TASK DETAILS -> Each entry below is to be written out exactly, and the pictures are to be left out.

<<<<

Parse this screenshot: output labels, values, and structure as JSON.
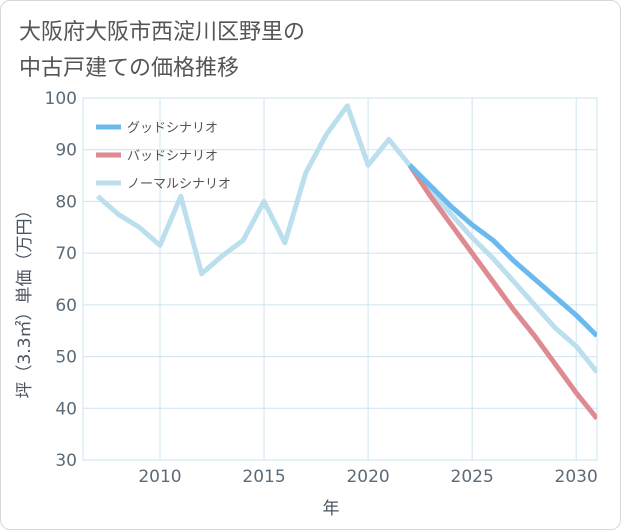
{
  "chart_data": {
    "type": "line",
    "title": "大阪府大阪市西淀川区野里の中古戸建ての価格推移",
    "title_lines": [
      "大阪府大阪市西淀川区野里の",
      "中古戸建ての価格推移"
    ],
    "xlabel": "年",
    "ylabel": "坪（3.3㎡）単価（万円）",
    "xlim": [
      2006.3,
      2031
    ],
    "ylim": [
      30,
      100
    ],
    "x_ticks": [
      2010,
      2015,
      2020,
      2025,
      2030
    ],
    "y_ticks": [
      30,
      40,
      50,
      60,
      70,
      80,
      90,
      100
    ],
    "grid": true,
    "legend_position": "top-left",
    "series": [
      {
        "name": "グッドシナリオ",
        "color": "#6cb9ee",
        "x": [
          2022,
          2023,
          2024,
          2025,
          2026,
          2027,
          2028,
          2029,
          2030,
          2031
        ],
        "values": [
          87,
          83,
          79,
          75.5,
          72.5,
          68.5,
          65,
          61.5,
          58,
          54
        ]
      },
      {
        "name": "バッドシナリオ",
        "color": "#dd8a90",
        "x": [
          2022,
          2023,
          2024,
          2025,
          2026,
          2027,
          2028,
          2029,
          2030,
          2031
        ],
        "values": [
          87,
          81,
          75.5,
          70,
          64.5,
          59,
          54,
          48.5,
          43,
          38
        ]
      },
      {
        "name": "ノーマルシナリオ",
        "color": "#bcdfee",
        "x": [
          2007,
          2008,
          2009,
          2010,
          2011,
          2012,
          2013,
          2014,
          2015,
          2016,
          2017,
          2018,
          2019,
          2020,
          2021,
          2022,
          2023,
          2024,
          2025,
          2026,
          2027,
          2028,
          2029,
          2030,
          2031
        ],
        "values": [
          81,
          77.5,
          75,
          71.5,
          81,
          66,
          69.5,
          72.5,
          80,
          72,
          85.5,
          93,
          98.5,
          87,
          92,
          87,
          82,
          77.5,
          73,
          69,
          64.5,
          60,
          55.5,
          52,
          47
        ]
      }
    ]
  }
}
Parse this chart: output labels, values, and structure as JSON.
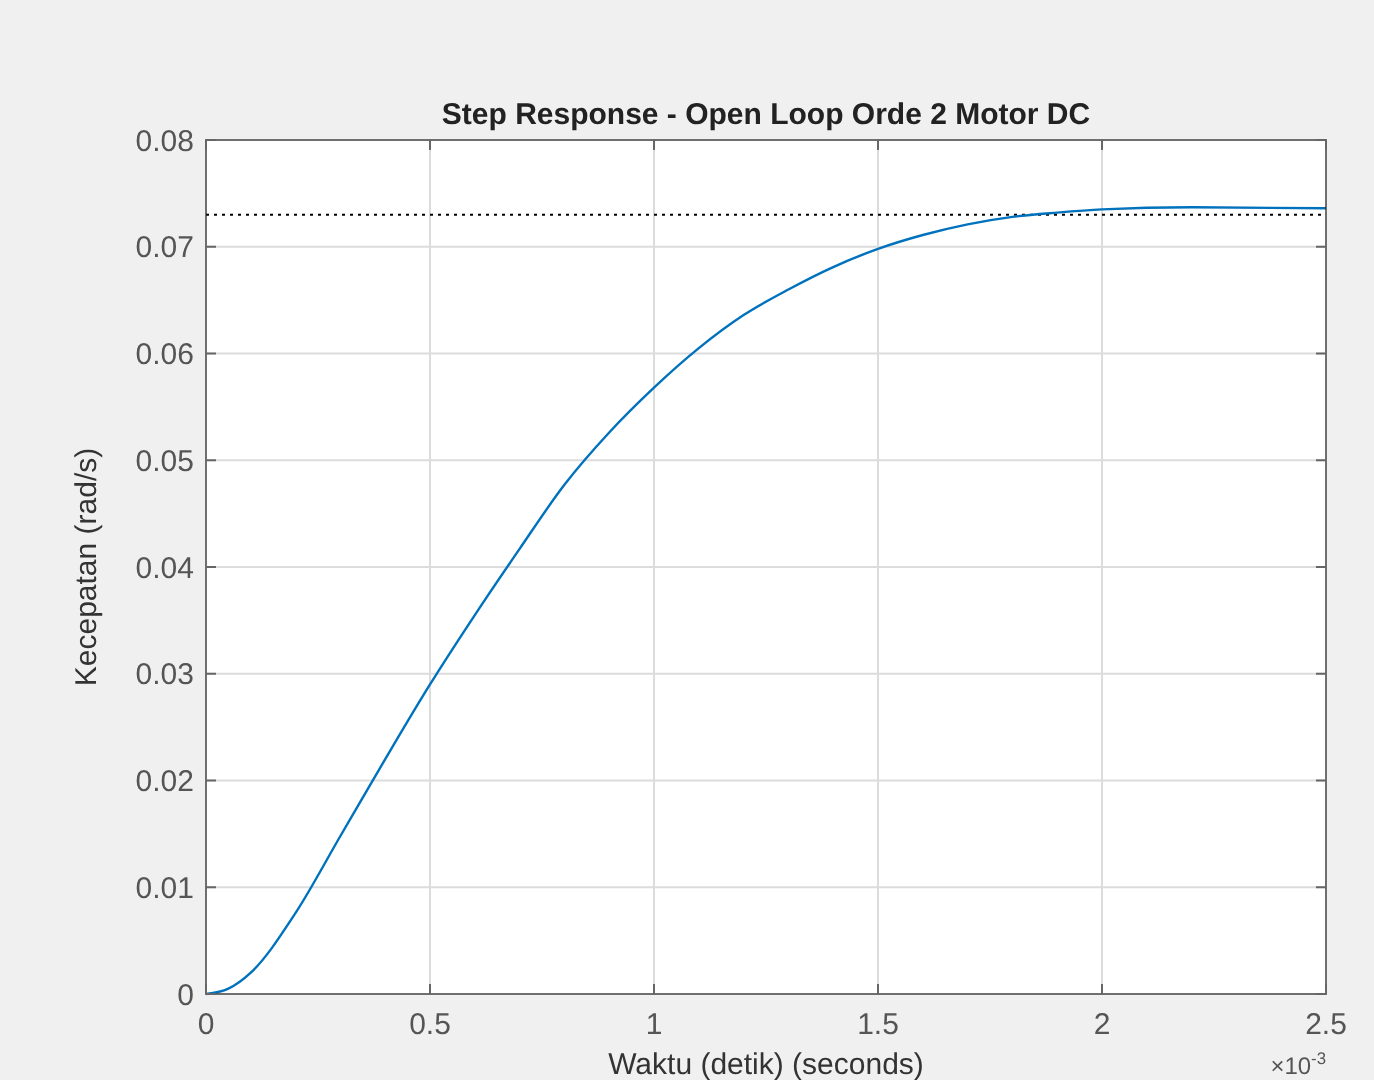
{
  "chart_data": {
    "type": "line",
    "title": "Step Response - Open Loop Orde 2 Motor DC",
    "xlabel": "Waktu (detik) (seconds)",
    "ylabel": "Kecepatan (rad/s)",
    "annotations": [
      "×10$^{-3}$"
    ],
    "x": [
      0,
      0.05,
      0.1,
      0.2,
      0.3,
      0.4,
      0.5,
      0.6,
      0.7,
      0.8,
      0.9,
      1.0,
      1.1,
      1.2,
      1.3,
      1.4,
      1.5,
      1.6,
      1.7,
      1.8,
      1.9,
      2.0,
      2.2,
      2.5
    ],
    "series": [
      {
        "color": "#0072bd",
        "values": [
          0,
          0.0005,
          0.002,
          0.0076,
          0.0148,
          0.022,
          0.029,
          0.0355,
          0.0417,
          0.0477,
          0.0526,
          0.0568,
          0.0605,
          0.0636,
          0.066,
          0.0681,
          0.0698,
          0.0711,
          0.0721,
          0.0728,
          0.0732,
          0.0735,
          0.0737,
          0.0736
        ]
      }
    ],
    "ref_lines": [
      {
        "axis": "y",
        "value": 0.073,
        "color": "#000000",
        "line_style": "dotted"
      }
    ],
    "xlim": [
      0,
      2.5
    ],
    "xticks": [
      0,
      0.5,
      1,
      1.5,
      2,
      2.5
    ],
    "ylim": [
      0,
      0.08
    ],
    "yticks": [
      0,
      0.01,
      0.02,
      0.03,
      0.04,
      0.05,
      0.06,
      0.07,
      0.08
    ],
    "grid": true,
    "line_style": "solid",
    "marker": "none"
  }
}
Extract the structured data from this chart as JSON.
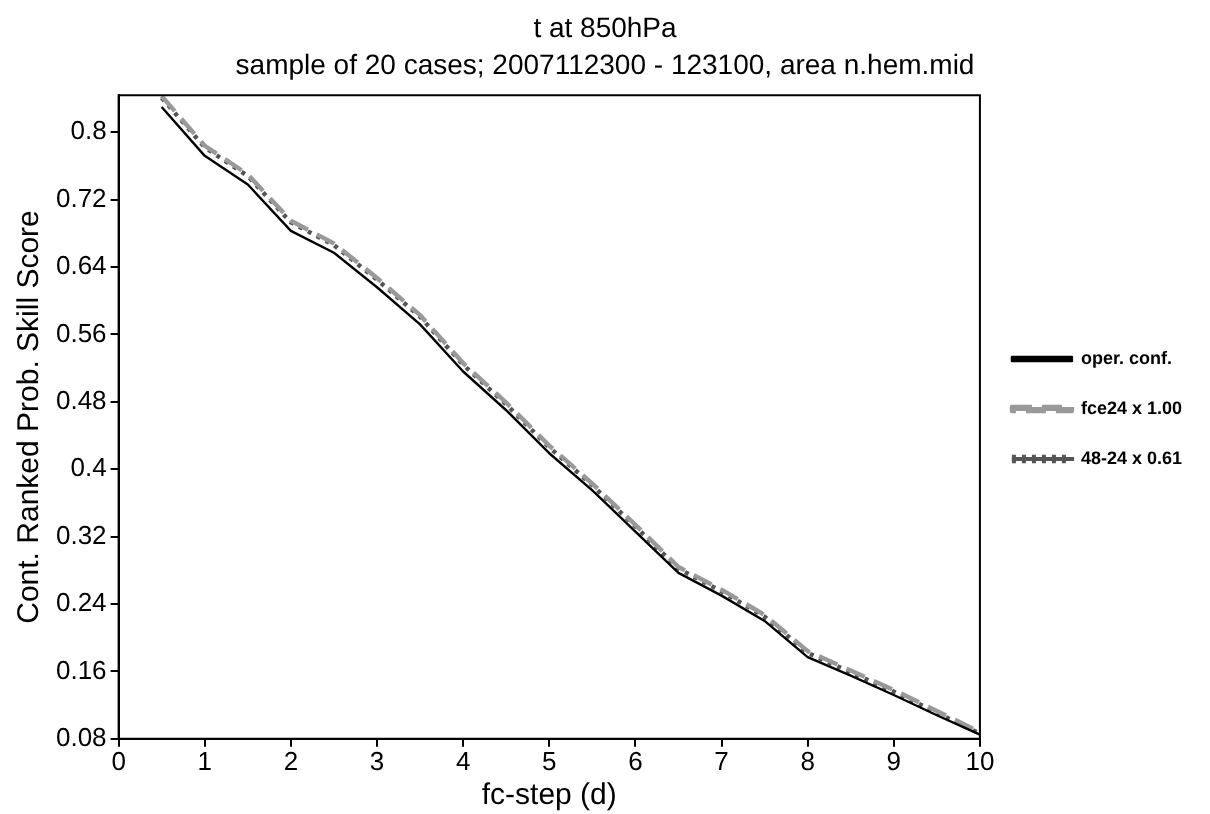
{
  "chart_data": {
    "type": "line",
    "title": "t at 850hPa",
    "subtitle": "sample of 20 cases; 2007112300 - 123100, area n.hem.mid",
    "xlabel": "fc-step (d)",
    "ylabel": "Cont. Ranked Prob. Skill Score",
    "x": [
      0.5,
      1,
      1.5,
      2,
      2.5,
      3,
      3.5,
      4,
      4.5,
      5,
      5.5,
      6,
      6.5,
      7,
      7.5,
      8,
      8.5,
      9,
      9.5,
      10
    ],
    "series": [
      {
        "name": "oper. conf.",
        "color": "#000000",
        "line_style": "solid",
        "values": [
          0.83,
          0.772,
          0.738,
          0.683,
          0.657,
          0.616,
          0.572,
          0.516,
          0.47,
          0.419,
          0.375,
          0.326,
          0.277,
          0.25,
          0.22,
          0.177,
          0.155,
          0.132,
          0.108,
          0.085
        ]
      },
      {
        "name": "fce24 x 1.00",
        "color": "#999999",
        "line_style": "dashed",
        "values": [
          0.843,
          0.784,
          0.75,
          0.695,
          0.668,
          0.627,
          0.583,
          0.526,
          0.479,
          0.428,
          0.383,
          0.334,
          0.284,
          0.257,
          0.227,
          0.184,
          0.161,
          0.138,
          0.113,
          0.088
        ]
      },
      {
        "name": "48-24 x 0.61",
        "color": "#555555",
        "line_style": "dotted",
        "values": [
          0.841,
          0.782,
          0.748,
          0.693,
          0.666,
          0.625,
          0.581,
          0.524,
          0.477,
          0.426,
          0.381,
          0.332,
          0.282,
          0.255,
          0.225,
          0.182,
          0.159,
          0.136,
          0.111,
          0.086
        ]
      }
    ],
    "xlim": [
      0,
      10
    ],
    "xticks": [
      0,
      1,
      2,
      3,
      4,
      5,
      6,
      7,
      8,
      9,
      10
    ],
    "ylim": [
      0.08,
      0.844
    ],
    "yticks": [
      0.08,
      0.16,
      0.24,
      0.32,
      0.4,
      0.48,
      0.56,
      0.64,
      0.72,
      0.8
    ],
    "grid": false,
    "legend": "right",
    "marker": "none"
  }
}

>>>>

RESPONSE TO THE EXERCISE ->
Parse this screenshot: output labels, values, and structure as JSON.
{
  "chart_data": {
    "type": "line",
    "title": "大阪府大阪市西淀川区野里の中古戸建ての価格推移",
    "title_lines": [
      "大阪府大阪市西淀川区野里の",
      "中古戸建ての価格推移"
    ],
    "xlabel": "年",
    "ylabel": "坪（3.3㎡）単価（万円）",
    "xlim": [
      2006.3,
      2031
    ],
    "ylim": [
      30,
      100
    ],
    "x_ticks": [
      2010,
      2015,
      2020,
      2025,
      2030
    ],
    "y_ticks": [
      30,
      40,
      50,
      60,
      70,
      80,
      90,
      100
    ],
    "grid": true,
    "legend_position": "top-left",
    "series": [
      {
        "name": "グッドシナリオ",
        "color": "#6cb9ee",
        "x": [
          2022,
          2023,
          2024,
          2025,
          2026,
          2027,
          2028,
          2029,
          2030,
          2031
        ],
        "values": [
          87,
          83,
          79,
          75.5,
          72.5,
          68.5,
          65,
          61.5,
          58,
          54
        ]
      },
      {
        "name": "バッドシナリオ",
        "color": "#dd8a90",
        "x": [
          2022,
          2023,
          2024,
          2025,
          2026,
          2027,
          2028,
          2029,
          2030,
          2031
        ],
        "values": [
          87,
          81,
          75.5,
          70,
          64.5,
          59,
          54,
          48.5,
          43,
          38
        ]
      },
      {
        "name": "ノーマルシナリオ",
        "color": "#bcdfee",
        "x": [
          2007,
          2008,
          2009,
          2010,
          2011,
          2012,
          2013,
          2014,
          2015,
          2016,
          2017,
          2018,
          2019,
          2020,
          2021,
          2022,
          2023,
          2024,
          2025,
          2026,
          2027,
          2028,
          2029,
          2030,
          2031
        ],
        "values": [
          81,
          77.5,
          75,
          71.5,
          81,
          66,
          69.5,
          72.5,
          80,
          72,
          85.5,
          93,
          98.5,
          87,
          92,
          87,
          82,
          77.5,
          73,
          69,
          64.5,
          60,
          55.5,
          52,
          47
        ]
      }
    ]
  }
}
Parse this chart: output labels, values, and structure as JSON.
{
  "chart_data": {
    "type": "line",
    "title": "Step Response - Open Loop Orde 2 Motor DC",
    "xlabel": "Waktu (detik) (seconds)",
    "ylabel": "Kecepatan (rad/s)",
    "annotations": [
      "×10$^{-3}$"
    ],
    "x": [
      0,
      0.05,
      0.1,
      0.2,
      0.3,
      0.4,
      0.5,
      0.6,
      0.7,
      0.8,
      0.9,
      1.0,
      1.1,
      1.2,
      1.3,
      1.4,
      1.5,
      1.6,
      1.7,
      1.8,
      1.9,
      2.0,
      2.2,
      2.5
    ],
    "series": [
      {
        "color": "#0072bd",
        "values": [
          0,
          0.0005,
          0.002,
          0.0076,
          0.0148,
          0.022,
          0.029,
          0.0355,
          0.0417,
          0.0477,
          0.0526,
          0.0568,
          0.0605,
          0.0636,
          0.066,
          0.0681,
          0.0698,
          0.0711,
          0.0721,
          0.0728,
          0.0732,
          0.0735,
          0.0737,
          0.0736
        ]
      }
    ],
    "ref_lines": [
      {
        "axis": "y",
        "value": 0.073,
        "color": "#000000",
        "line_style": "dotted"
      }
    ],
    "xlim": [
      0,
      2.5
    ],
    "xticks": [
      0,
      0.5,
      1,
      1.5,
      2,
      2.5
    ],
    "ylim": [
      0,
      0.08
    ],
    "yticks": [
      0,
      0.01,
      0.02,
      0.03,
      0.04,
      0.05,
      0.06,
      0.07,
      0.08
    ],
    "grid": true,
    "line_style": "solid",
    "marker": "none"
  }
}
Extract the structured data from this chart as JSON.
{
  "chart_data": {
    "type": "line",
    "title": "t at 850hPa",
    "subtitle": "sample of 20 cases; 2007112300 - 123100, area n.hem.mid",
    "xlabel": "fc-step (d)",
    "ylabel": "Cont. Ranked Prob. Skill Score",
    "x": [
      0.5,
      1,
      1.5,
      2,
      2.5,
      3,
      3.5,
      4,
      4.5,
      5,
      5.5,
      6,
      6.5,
      7,
      7.5,
      8,
      8.5,
      9,
      9.5,
      10
    ],
    "series": [
      {
        "name": "oper. conf.",
        "color": "#000000",
        "line_style": "solid",
        "values": [
          0.83,
          0.772,
          0.738,
          0.683,
          0.657,
          0.616,
          0.572,
          0.516,
          0.47,
          0.419,
          0.375,
          0.326,
          0.277,
          0.25,
          0.22,
          0.177,
          0.155,
          0.132,
          0.108,
          0.085
        ]
      },
      {
        "name": "fce24 x 1.00",
        "color": "#999999",
        "line_style": "dashed",
        "values": [
          0.843,
          0.784,
          0.75,
          0.695,
          0.668,
          0.627,
          0.583,
          0.526,
          0.479,
          0.428,
          0.383,
          0.334,
          0.284,
          0.257,
          0.227,
          0.184,
          0.161,
          0.138,
          0.113,
          0.088
        ]
      },
      {
        "name": "48-24 x 0.61",
        "color": "#555555",
        "line_style": "dotted",
        "values": [
          0.841,
          0.782,
          0.748,
          0.693,
          0.666,
          0.625,
          0.581,
          0.524,
          0.477,
          0.426,
          0.381,
          0.332,
          0.282,
          0.255,
          0.225,
          0.182,
          0.159,
          0.136,
          0.111,
          0.086
        ]
      }
    ],
    "xlim": [
      0,
      10
    ],
    "xticks": [
      0,
      1,
      2,
      3,
      4,
      5,
      6,
      7,
      8,
      9,
      10
    ],
    "ylim": [
      0.08,
      0.844
    ],
    "yticks": [
      0.08,
      0.16,
      0.24,
      0.32,
      0.4,
      0.48,
      0.56,
      0.64,
      0.72,
      0.8
    ],
    "grid": false,
    "legend": "right",
    "marker": "none"
  }
}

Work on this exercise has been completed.